Search the material below for the string "Historical" and extract each line that has it.

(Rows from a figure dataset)
• • • • •

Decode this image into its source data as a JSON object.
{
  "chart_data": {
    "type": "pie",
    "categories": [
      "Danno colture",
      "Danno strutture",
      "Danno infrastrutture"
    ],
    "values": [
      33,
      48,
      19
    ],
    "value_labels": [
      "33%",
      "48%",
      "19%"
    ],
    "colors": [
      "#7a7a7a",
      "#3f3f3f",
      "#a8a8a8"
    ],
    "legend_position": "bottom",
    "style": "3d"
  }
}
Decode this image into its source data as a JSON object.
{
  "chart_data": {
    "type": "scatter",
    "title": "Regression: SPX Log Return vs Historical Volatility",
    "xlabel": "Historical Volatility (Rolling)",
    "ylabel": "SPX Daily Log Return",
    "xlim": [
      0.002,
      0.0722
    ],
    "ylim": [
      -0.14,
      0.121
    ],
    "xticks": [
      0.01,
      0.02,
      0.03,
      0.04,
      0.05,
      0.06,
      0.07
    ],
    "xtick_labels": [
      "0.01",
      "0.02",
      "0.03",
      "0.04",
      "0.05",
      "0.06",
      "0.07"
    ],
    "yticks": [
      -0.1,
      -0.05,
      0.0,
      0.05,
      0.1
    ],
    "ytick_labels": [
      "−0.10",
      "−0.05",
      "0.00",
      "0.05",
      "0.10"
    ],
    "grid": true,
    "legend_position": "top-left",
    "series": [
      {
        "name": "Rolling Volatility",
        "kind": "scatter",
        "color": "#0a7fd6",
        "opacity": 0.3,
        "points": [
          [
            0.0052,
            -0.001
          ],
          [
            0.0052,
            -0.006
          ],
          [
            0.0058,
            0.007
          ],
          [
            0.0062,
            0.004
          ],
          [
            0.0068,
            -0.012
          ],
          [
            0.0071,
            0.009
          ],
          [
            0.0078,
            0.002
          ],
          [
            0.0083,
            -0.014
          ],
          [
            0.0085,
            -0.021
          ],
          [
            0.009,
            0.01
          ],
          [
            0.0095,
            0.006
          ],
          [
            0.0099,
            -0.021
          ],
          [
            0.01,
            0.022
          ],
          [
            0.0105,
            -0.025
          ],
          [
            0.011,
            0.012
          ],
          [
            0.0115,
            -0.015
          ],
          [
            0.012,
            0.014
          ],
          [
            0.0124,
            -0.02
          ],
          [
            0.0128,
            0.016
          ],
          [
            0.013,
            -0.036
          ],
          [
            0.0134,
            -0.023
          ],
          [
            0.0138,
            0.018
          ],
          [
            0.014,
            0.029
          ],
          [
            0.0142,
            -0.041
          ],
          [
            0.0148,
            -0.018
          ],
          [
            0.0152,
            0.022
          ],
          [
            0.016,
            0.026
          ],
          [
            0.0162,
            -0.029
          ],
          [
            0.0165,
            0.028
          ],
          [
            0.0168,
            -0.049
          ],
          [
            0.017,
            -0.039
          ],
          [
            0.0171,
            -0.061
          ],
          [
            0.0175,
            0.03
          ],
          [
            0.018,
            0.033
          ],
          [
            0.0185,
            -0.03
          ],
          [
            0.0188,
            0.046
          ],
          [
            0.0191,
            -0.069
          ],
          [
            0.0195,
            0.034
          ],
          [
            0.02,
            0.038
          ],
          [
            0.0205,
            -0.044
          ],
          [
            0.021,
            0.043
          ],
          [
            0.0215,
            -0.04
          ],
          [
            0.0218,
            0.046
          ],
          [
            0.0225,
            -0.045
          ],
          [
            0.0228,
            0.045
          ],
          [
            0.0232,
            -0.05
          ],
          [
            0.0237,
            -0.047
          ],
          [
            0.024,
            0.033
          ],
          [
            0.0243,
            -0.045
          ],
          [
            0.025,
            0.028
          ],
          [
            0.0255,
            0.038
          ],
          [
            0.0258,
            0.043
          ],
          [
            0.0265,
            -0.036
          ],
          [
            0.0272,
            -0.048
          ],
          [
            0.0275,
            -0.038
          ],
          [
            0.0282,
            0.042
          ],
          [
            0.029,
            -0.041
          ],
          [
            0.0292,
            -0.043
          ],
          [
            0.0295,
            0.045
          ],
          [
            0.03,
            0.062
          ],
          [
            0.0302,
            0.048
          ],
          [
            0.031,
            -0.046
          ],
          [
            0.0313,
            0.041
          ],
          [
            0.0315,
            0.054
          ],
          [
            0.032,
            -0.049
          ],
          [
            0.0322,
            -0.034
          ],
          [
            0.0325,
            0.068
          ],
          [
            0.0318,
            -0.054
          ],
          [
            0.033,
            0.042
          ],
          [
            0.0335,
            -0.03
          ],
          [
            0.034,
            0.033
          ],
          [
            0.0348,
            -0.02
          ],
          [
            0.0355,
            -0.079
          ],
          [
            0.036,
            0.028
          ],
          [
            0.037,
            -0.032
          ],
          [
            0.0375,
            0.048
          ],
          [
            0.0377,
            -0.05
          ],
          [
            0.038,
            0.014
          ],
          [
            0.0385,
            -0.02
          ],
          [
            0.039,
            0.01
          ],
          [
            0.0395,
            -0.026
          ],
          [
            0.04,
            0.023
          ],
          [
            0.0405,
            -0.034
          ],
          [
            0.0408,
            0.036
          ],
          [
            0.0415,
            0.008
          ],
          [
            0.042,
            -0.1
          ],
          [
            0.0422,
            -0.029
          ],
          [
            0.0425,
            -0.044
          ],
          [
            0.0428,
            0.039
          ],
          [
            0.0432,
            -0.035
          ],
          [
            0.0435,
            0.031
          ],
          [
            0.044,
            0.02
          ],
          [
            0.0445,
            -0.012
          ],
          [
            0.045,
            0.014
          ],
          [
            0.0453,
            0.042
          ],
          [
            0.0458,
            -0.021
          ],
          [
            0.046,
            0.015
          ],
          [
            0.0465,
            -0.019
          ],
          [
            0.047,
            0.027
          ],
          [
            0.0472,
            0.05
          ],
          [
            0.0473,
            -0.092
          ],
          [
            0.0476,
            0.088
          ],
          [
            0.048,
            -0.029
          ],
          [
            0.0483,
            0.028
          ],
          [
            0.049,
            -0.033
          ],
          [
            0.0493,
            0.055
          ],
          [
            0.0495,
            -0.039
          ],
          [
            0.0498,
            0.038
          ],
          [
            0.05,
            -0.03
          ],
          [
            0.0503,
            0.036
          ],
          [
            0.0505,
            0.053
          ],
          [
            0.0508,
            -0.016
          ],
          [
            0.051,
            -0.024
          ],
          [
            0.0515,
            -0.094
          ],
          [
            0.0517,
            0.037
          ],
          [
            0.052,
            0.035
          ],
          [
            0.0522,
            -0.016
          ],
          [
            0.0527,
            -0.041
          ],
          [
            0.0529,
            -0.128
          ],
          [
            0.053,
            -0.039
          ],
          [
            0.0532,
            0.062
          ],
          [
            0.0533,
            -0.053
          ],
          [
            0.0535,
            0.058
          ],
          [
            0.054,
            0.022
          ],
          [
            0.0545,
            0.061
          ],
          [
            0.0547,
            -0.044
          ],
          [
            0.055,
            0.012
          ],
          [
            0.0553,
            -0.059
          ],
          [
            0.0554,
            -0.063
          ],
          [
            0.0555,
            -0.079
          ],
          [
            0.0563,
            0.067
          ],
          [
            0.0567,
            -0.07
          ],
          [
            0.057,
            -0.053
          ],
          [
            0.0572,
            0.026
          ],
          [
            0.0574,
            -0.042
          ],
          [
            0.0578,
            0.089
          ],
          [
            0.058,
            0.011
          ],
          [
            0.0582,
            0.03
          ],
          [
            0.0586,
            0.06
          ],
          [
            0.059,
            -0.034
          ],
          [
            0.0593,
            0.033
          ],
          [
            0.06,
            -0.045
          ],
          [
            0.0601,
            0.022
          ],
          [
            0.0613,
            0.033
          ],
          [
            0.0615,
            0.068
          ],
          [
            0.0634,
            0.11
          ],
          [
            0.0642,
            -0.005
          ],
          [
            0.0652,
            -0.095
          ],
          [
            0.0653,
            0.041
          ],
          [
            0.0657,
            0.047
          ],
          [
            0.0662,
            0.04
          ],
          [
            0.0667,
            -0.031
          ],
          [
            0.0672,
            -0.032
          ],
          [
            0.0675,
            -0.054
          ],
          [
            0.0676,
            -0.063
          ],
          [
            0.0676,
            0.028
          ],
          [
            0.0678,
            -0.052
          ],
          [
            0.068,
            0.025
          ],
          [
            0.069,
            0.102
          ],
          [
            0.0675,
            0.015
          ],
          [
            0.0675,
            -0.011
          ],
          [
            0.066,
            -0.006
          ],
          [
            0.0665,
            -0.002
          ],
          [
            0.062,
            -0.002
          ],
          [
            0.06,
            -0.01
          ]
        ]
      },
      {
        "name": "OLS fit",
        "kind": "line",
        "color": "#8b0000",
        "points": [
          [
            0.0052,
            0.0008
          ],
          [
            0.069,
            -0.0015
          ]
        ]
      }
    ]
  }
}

• • • • •

• **Exercise response**
    "title": "Regression: SPX Log Return vs Historical Volatility",
    "xlabel": "Historical Volatility (Rolling)",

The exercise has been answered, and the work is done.